Data excerpts

* BEGIN *

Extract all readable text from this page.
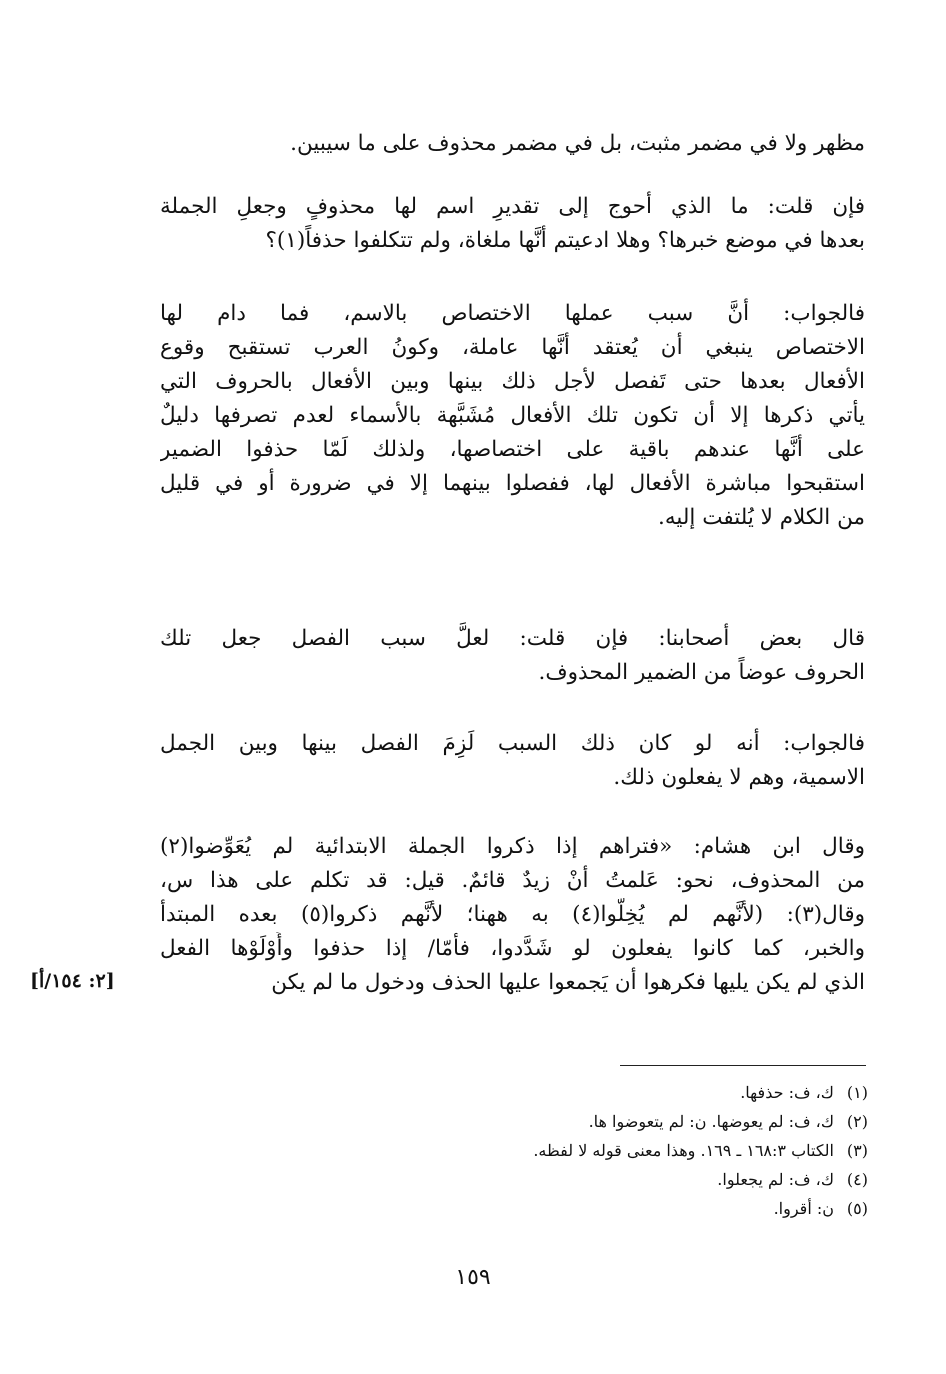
مظهر ولا في مضمر مثبت، بل في مضمر محذوف على ما سيبين.
فإن قلت: ما الذي أحوج إلى تقديرِ اسم لها محذوفٍ وجعلِ الجملة
بعدها في موضع خبرها؟ وهلا ادعيتم أنَّها ملغاة، ولم تتكلفوا حذفاً(١)؟
فالجواب: أنَّ سبب عملها الاختصاص بالاسم، فما دام لها
الاختصاص ينبغي أن يُعتقد أنَّها عاملة، وكونُ العرب تستقبح وقوع
الأفعال بعدها حتى تَفصل لأجل ذلك بينها وبين الأفعال بالحروف التي
يأتي ذكرها إلا أن تكون تلك الأفعال مُشَبَّهة بالأسماء لعدم تصرفها دليلٌ
على أنَّها عندهم باقية على اختصاصها، ولذلك لَمّا حذفوا الضمير
استقبحوا مباشرة الأفعال لها، ففصلوا بينهما إلا في ضرورة أو في قليل
من الكلام لا يُلتفت إليه.
قال بعض أصحابنا: فإن قلت: لعلَّ سبب الفصل جعل تلك
الحروف عوضاً من الضمير المحذوف.
فالجواب: أنه لو كان ذلك السبب لَزِمَ الفصل بينها وبين الجمل
الاسمية، وهم لا يفعلون ذلك.
وقال ابن هشام: «فتراهم إذا ذكروا الجملة الابتدائية لم يُعَوِّضوا(٢)
من المحذوف، نحو: عَلمتُ أنْ زيدٌ قائمٌ. قيل: قد تكلم على هذا س،
وقال(٣): (لأنَّهم لم يُخِلُّوا(٤) به ههنا؛ لأنَّهم ذكروا(٥) بعده المبتدأ
والخبر، كما كانوا يفعلون لو شَدَّدوا، فأمّا/ إذا حذفوا وأَوْلَوْها الفعل
الذي لم يكن يليها فكرهوا أن يَجمعوا عليها الحذف ودخول ما لم يكن
[٢: ١٥٤/أ]
(١)ك، ف: حذفها.
(٢)ك، ف: لم يعوضها. ن: لم يتعوضوا ها.
(٣)الكتاب ١٦٨:٣ ـ ١٦٩. وهذا معنى قوله لا لفظه.
(٤)ك، ف: لم يجعلوا.
(٥)ن: أقروا.
١٥٩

* END *

▶ **Work to do**
Go through the material above and print all of it exactly, except the pictures.

▶ **Reply**
Extract all readable text from this page.
مظهر ولا في مضمر مثبت، بل في مضمر محذوف على ما سيبين.
فإن قلت: ما الذي أحوج إلى تقديرِ اسم لها محذوفٍ وجعلِ الجملة
بعدها في موضع خبرها؟ وهلا ادعيتم أنَّها ملغاة، ولم تتكلفوا حذفاً(١)؟
فالجواب: أنَّ سبب عملها الاختصاص بالاسم، فما دام لها
الاختصاص ينبغي أن يُعتقد أنَّها عاملة، وكونُ العرب تستقبح وقوع
الأفعال بعدها حتى تَفصل لأجل ذلك بينها وبين الأفعال بالحروف التي
يأتي ذكرها إلا أن تكون تلك الأفعال مُشَبَّهة بالأسماء لعدم تصرفها دليلٌ
على أنَّها عندهم باقية على اختصاصها، ولذلك لَمّا حذفوا الضمير
استقبحوا مباشرة الأفعال لها، ففصلوا بينهما إلا في ضرورة أو في قليل
من الكلام لا يُلتفت إليه.
قال بعض أصحابنا: فإن قلت: لعلَّ سبب الفصل جعل تلك
الحروف عوضاً من الضمير المحذوف.
فالجواب: أنه لو كان ذلك السبب لَزِمَ الفصل بينها وبين الجمل
الاسمية، وهم لا يفعلون ذلك.
وقال ابن هشام: «فتراهم إذا ذكروا الجملة الابتدائية لم يُعَوِّضوا(٢)
من المحذوف، نحو: عَلمتُ أنْ زيدٌ قائمٌ. قيل: قد تكلم على هذا س،
وقال(٣): (لأنَّهم لم يُخِلُّوا(٤) به ههنا؛ لأنَّهم ذكروا(٥) بعده المبتدأ
والخبر، كما كانوا يفعلون لو شَدَّدوا، فأمّا/ إذا حذفوا وأَوْلَوْها الفعل
الذي لم يكن يليها فكرهوا أن يَجمعوا عليها الحذف ودخول ما لم يكن
[٢: ١٥٤/أ]
(١)ك، ف: حذفها.
(٢)ك، ف: لم يعوضها. ن: لم يتعوضوا ها.
(٣)الكتاب ١٦٨:٣ ـ ١٦٩. وهذا معنى قوله لا لفظه.
(٤)ك، ف: لم يجعلوا.
(٥)ن: أقروا.
١٥٩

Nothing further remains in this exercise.